Only the pictures stay out; every record is to be quoted exactly.

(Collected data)

--- Start ---

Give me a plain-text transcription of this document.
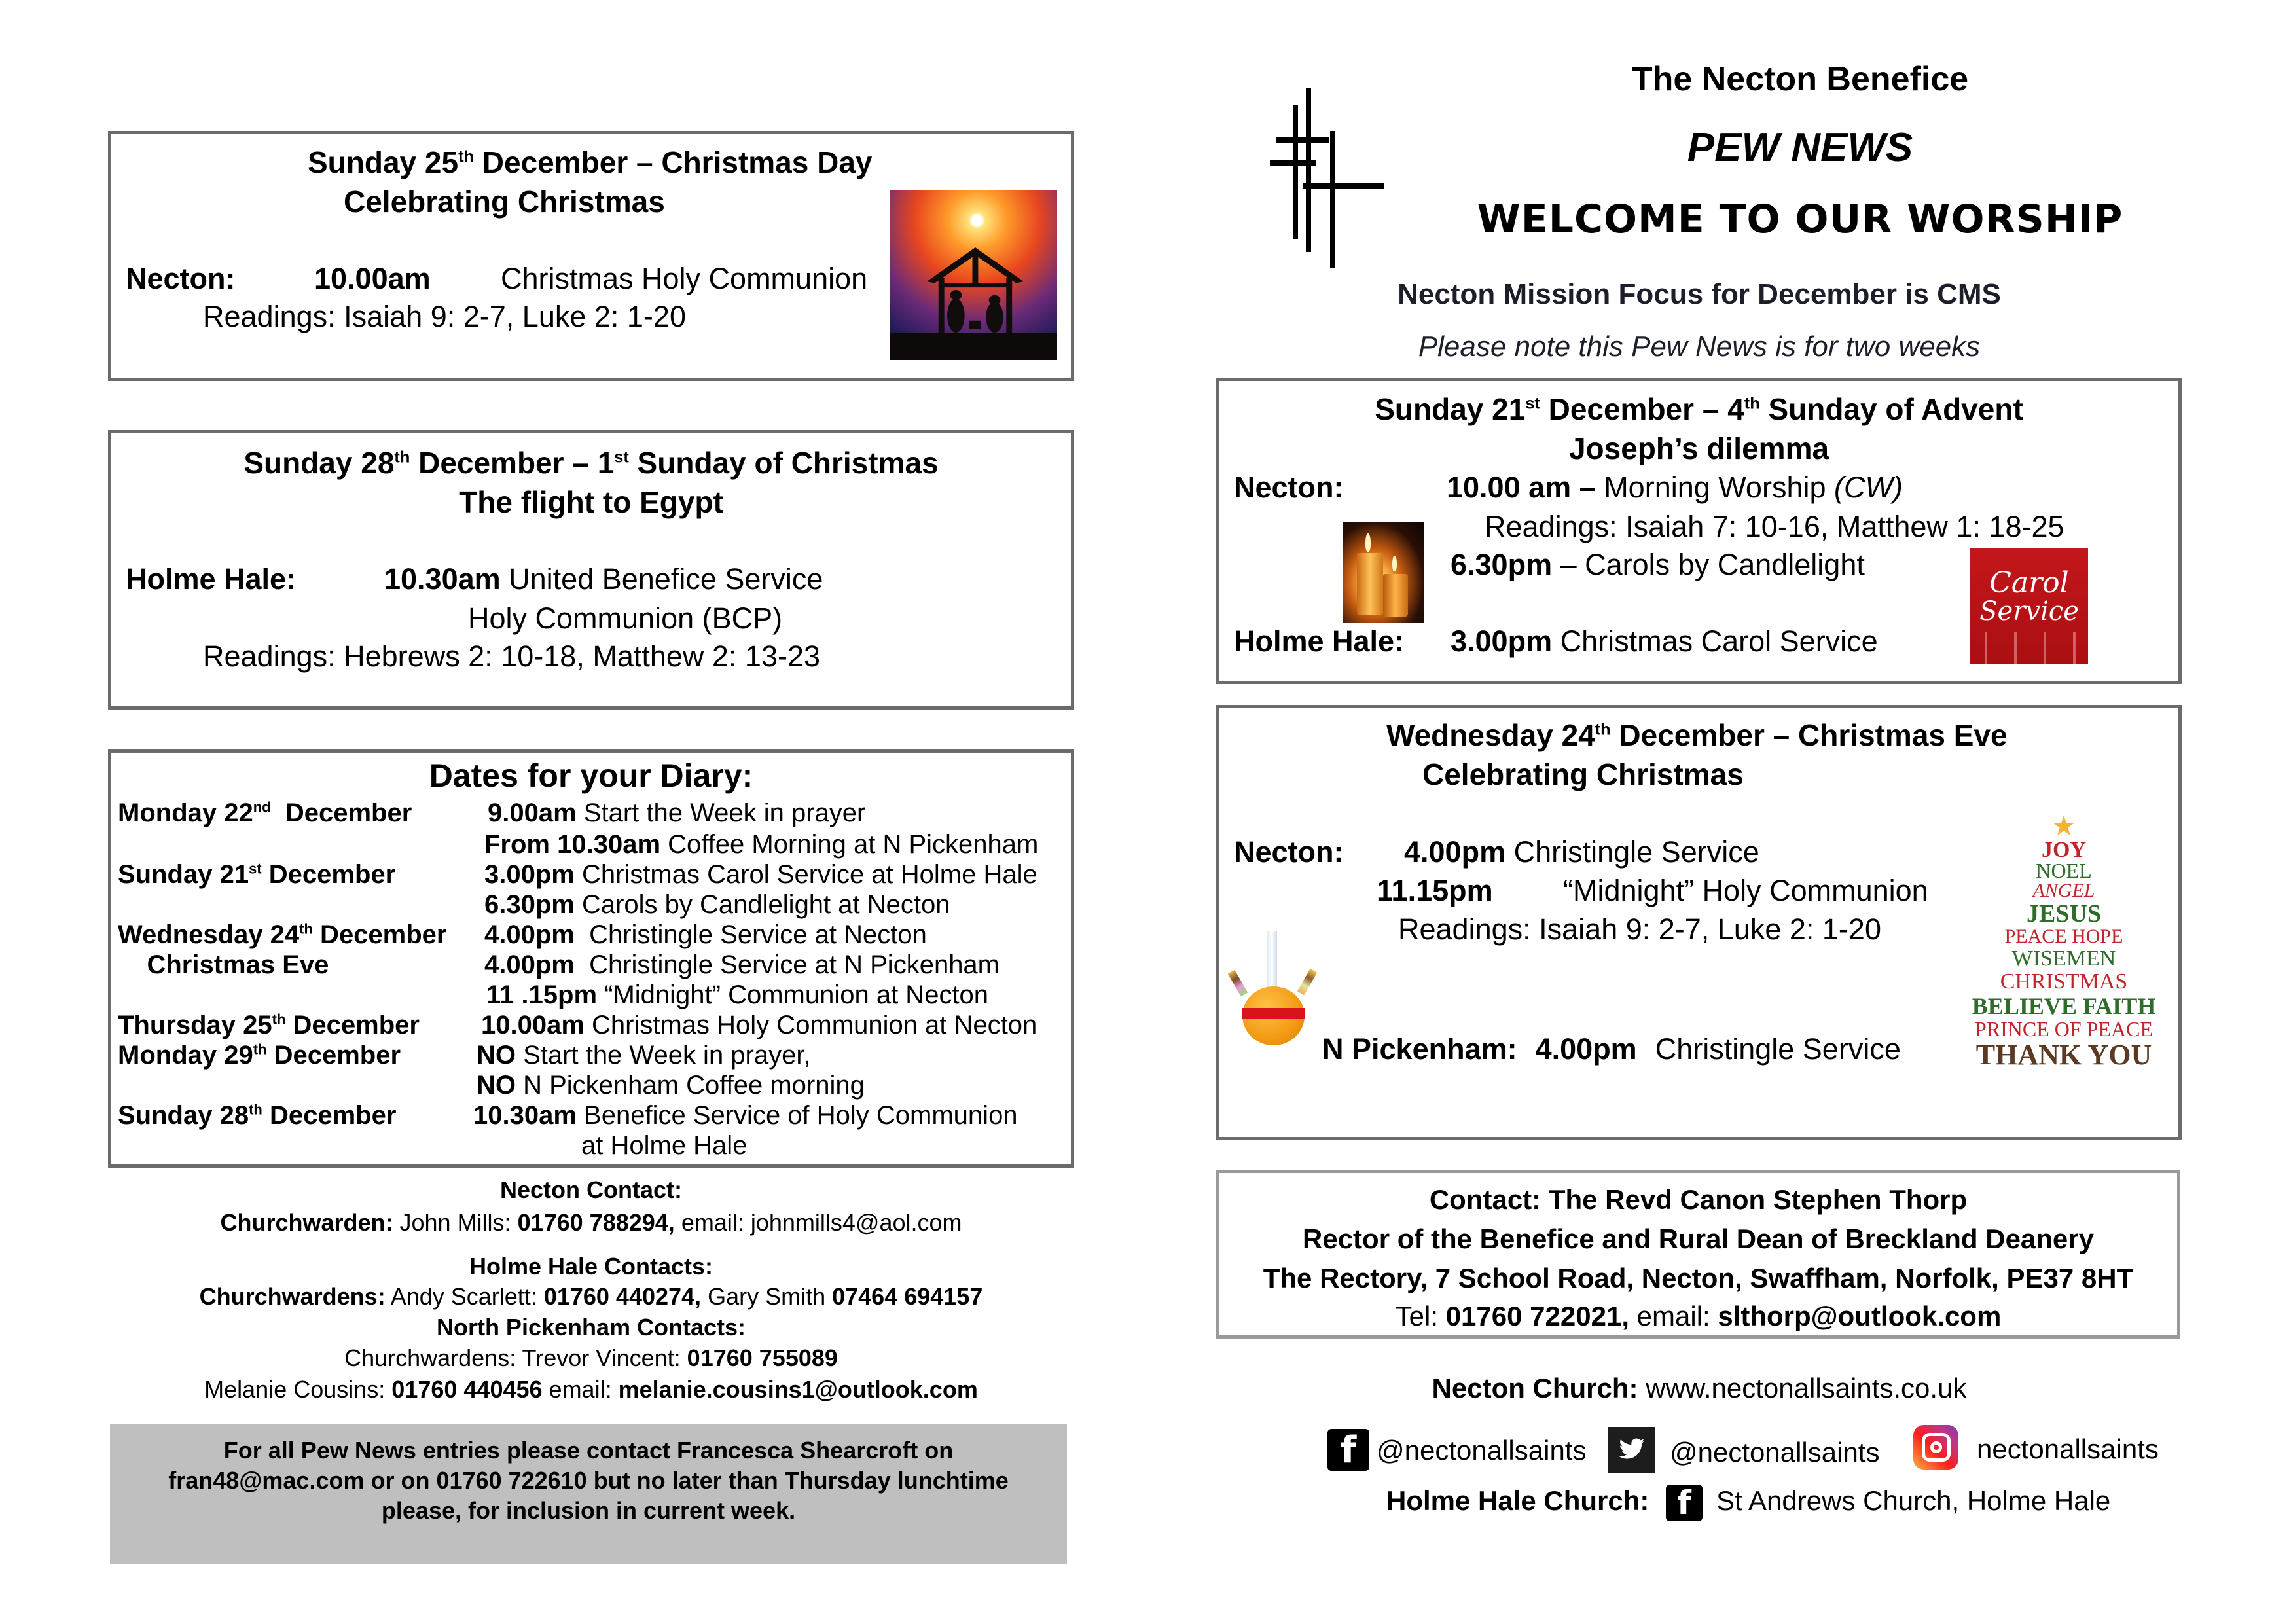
Sunday 25th December – Christmas Day
Celebrating Christmas
Necton:	10.00am Christmas Holy Communion
Readings: Isaiah 9: 2-7, Luke 2: 1-20
Sunday 28th December – 1st Sunday of Christmas
The flight to Egypt
Holme Hale:	10.30am United Benefice Service
Holy Communion (BCP)
Readings: Hebrews 2: 10-18, Matthew 2: 13-23
Dates for your Diary:
Monday 22nd  December	9.00am Start the Week in prayer
From 10.30am Coffee Morning at N Pickenham
Sunday 21st December	3.00pm Christmas Carol Service at Holme Hale
6.30pm Carols by Candlelight at Necton
Wednesday 24th December 4.00pm  Christingle Service at Necton
Christmas Eve	4.00pm  Christingle Service at N Pickenham
11 .15pm “Midnight” Communion at Necton
Thursday 25th December 10.00am Christmas Holy Communion at Necton
Monday 29th December	NO Start the Week in prayer,
NO N Pickenham Coffee morning
Sunday 28th December	10.30am Benefice Service of Holy Communion
at Holme Hale
Necton Contact:
Churchwarden: John Mills: 01760 788294, email: johnmills4@aol.com
Holme Hale Contacts:
Churchwardens: Andy Scarlett: 01760 440274, Gary Smith 07464 694157
North Pickenham Contacts:
Churchwardens: Trevor Vincent: 01760 755089
Melanie Cousins: 01760 440456 email: melanie.cousins1@outlook.com
For all Pew News entries please contact Francesca Shearcroft on
fran48@mac.com or on 01760 722610 but no later than Thursday lunchtime
please, for inclusion in current week.
The Necton Benefice
PEW NEWS
WELCOME TO OUR WORSHIP
Necton Mission Focus for December is CMS
Please note this Pew News is for two weeks
Sunday 21st December – 4th Sunday of Advent
Joseph’s dilemma
Necton:	10.00 am – Morning Worship (CW)
Readings: Isaiah 7: 10-16, Matthew 1: 18-25
6.30pm – Carols by Candlelight
Holme Hale: 3.00pm Christmas Carol Service
Carol
Service
Wednesday 24th December – Christmas Eve
Celebrating Christmas
Necton: 4.00pm Christingle Service
11.15pm “Midnight” Holy Communion
Readings: Isaiah 9: 2-7, Luke 2: 1-20
N Pickenham: 4.00pm Christingle Service
★
JOY
NOEL
ANGEL
JESUS
PEACE HOPE
WISEMEN
CHRISTMAS
BELIEVE FAITH
PRINCE OF PEACE
THANK YOU
Contact: The Revd Canon Stephen Thorp
Rector of the Benefice and Rural Dean of Breckland Deanery
The Rectory, 7 School Road, Necton, Swaffham, Norfolk, PE37 8HT
Tel: 01760 722021, email: slthorp@outlook.com
Necton Church: www.nectonallsaints.co.uk
f @nectonallsaints	@nectonallsaints	nectonallsaints
Holme Hale Church: f St Andrews Church, Holme Hale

--- End ---

• [Task answer]:
Give me a plain-text transcription of this document.
Sunday 25th December – Christmas Day
Celebrating Christmas
Necton:	10.00am Christmas Holy Communion
Readings: Isaiah 9: 2-7, Luke 2: 1-20
Sunday 28th December – 1st Sunday of Christmas
The flight to Egypt
Holme Hale:	10.30am United Benefice Service
Holy Communion (BCP)
Readings: Hebrews 2: 10-18, Matthew 2: 13-23
Dates for your Diary:
Monday 22nd  December	9.00am Start the Week in prayer
From 10.30am Coffee Morning at N Pickenham
Sunday 21st December	3.00pm Christmas Carol Service at Holme Hale
6.30pm Carols by Candlelight at Necton
Wednesday 24th December 4.00pm  Christingle Service at Necton
Christmas Eve	4.00pm  Christingle Service at N Pickenham
11 .15pm “Midnight” Communion at Necton
Thursday 25th December 10.00am Christmas Holy Communion at Necton
Monday 29th December	NO Start the Week in prayer,
NO N Pickenham Coffee morning
Sunday 28th December	10.30am Benefice Service of Holy Communion
at Holme Hale
Necton Contact:
Churchwarden: John Mills: 01760 788294, email: johnmills4@aol.com
Holme Hale Contacts:
Churchwardens: Andy Scarlett: 01760 440274, Gary Smith 07464 694157
North Pickenham Contacts:
Churchwardens: Trevor Vincent: 01760 755089
Melanie Cousins: 01760 440456 email: melanie.cousins1@outlook.com
For all Pew News entries please contact Francesca Shearcroft on
fran48@mac.com or on 01760 722610 but no later than Thursday lunchtime
please, for inclusion in current week.
The Necton Benefice
PEW NEWS
WELCOME TO OUR WORSHIP
Necton Mission Focus for December is CMS
Please note this Pew News is for two weeks
Sunday 21st December – 4th Sunday of Advent
Joseph’s dilemma
Necton:	10.00 am – Morning Worship (CW)
Readings: Isaiah 7: 10-16, Matthew 1: 18-25
6.30pm – Carols by Candlelight
Holme Hale: 3.00pm Christmas Carol Service
Carol
Service
Wednesday 24th December – Christmas Eve
Celebrating Christmas
Necton: 4.00pm Christingle Service
11.15pm “Midnight” Holy Communion
Readings: Isaiah 9: 2-7, Luke 2: 1-20
N Pickenham: 4.00pm Christingle Service
★
JOY
NOEL
ANGEL
JESUS
PEACE HOPE
WISEMEN
CHRISTMAS
BELIEVE FAITH
PRINCE OF PEACE
THANK YOU
Contact: The Revd Canon Stephen Thorp
Rector of the Benefice and Rural Dean of Breckland Deanery
The Rectory, 7 School Road, Necton, Swaffham, Norfolk, PE37 8HT
Tel: 01760 722021, email: slthorp@outlook.com
Necton Church: www.nectonallsaints.co.uk
f @nectonallsaints	@nectonallsaints	nectonallsaints
Holme Hale Church: f St Andrews Church, Holme Hale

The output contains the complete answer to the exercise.